(Collected data entries)

━━━━

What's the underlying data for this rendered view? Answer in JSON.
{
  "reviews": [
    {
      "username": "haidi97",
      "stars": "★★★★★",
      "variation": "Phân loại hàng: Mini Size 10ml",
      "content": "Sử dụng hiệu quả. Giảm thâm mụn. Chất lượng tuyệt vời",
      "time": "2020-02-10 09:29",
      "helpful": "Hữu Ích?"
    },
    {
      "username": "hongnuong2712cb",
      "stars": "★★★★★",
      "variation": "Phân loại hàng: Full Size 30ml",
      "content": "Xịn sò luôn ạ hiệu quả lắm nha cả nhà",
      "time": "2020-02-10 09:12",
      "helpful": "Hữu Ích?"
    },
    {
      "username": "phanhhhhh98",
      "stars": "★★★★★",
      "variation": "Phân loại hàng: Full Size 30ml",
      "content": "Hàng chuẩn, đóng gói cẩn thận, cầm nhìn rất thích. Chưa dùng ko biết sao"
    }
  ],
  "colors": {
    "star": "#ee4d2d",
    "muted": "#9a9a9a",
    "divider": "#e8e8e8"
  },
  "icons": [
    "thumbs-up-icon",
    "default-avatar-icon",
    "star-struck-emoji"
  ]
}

━━━━

WHAT TO PRODUCE :: Copy out the material above in its entirety. Every detail must match.

COMPLETE RESPONSE ::
What's the underlying data for this rendered view? Answer in JSON.
{
  "reviews": [
    {
      "username": "haidi97",
      "stars": "★★★★★",
      "variation": "Phân loại hàng: Mini Size 10ml",
      "content": "Sử dụng hiệu quả. Giảm thâm mụn. Chất lượng tuyệt vời",
      "time": "2020-02-10 09:29",
      "helpful": "Hữu Ích?"
    },
    {
      "username": "hongnuong2712cb",
      "stars": "★★★★★",
      "variation": "Phân loại hàng: Full Size 30ml",
      "content": "Xịn sò luôn ạ hiệu quả lắm nha cả nhà",
      "time": "2020-02-10 09:12",
      "helpful": "Hữu Ích?"
    },
    {
      "username": "phanhhhhh98",
      "stars": "★★★★★",
      "variation": "Phân loại hàng: Full Size 30ml",
      "content": "Hàng chuẩn, đóng gói cẩn thận, cầm nhìn rất thích. Chưa dùng ko biết sao"
    }
  ],
  "colors": {
    "star": "#ee4d2d",
    "muted": "#9a9a9a",
    "divider": "#e8e8e8"
  },
  "icons": [
    "thumbs-up-icon",
    "default-avatar-icon",
    "star-struck-emoji"
  ]
}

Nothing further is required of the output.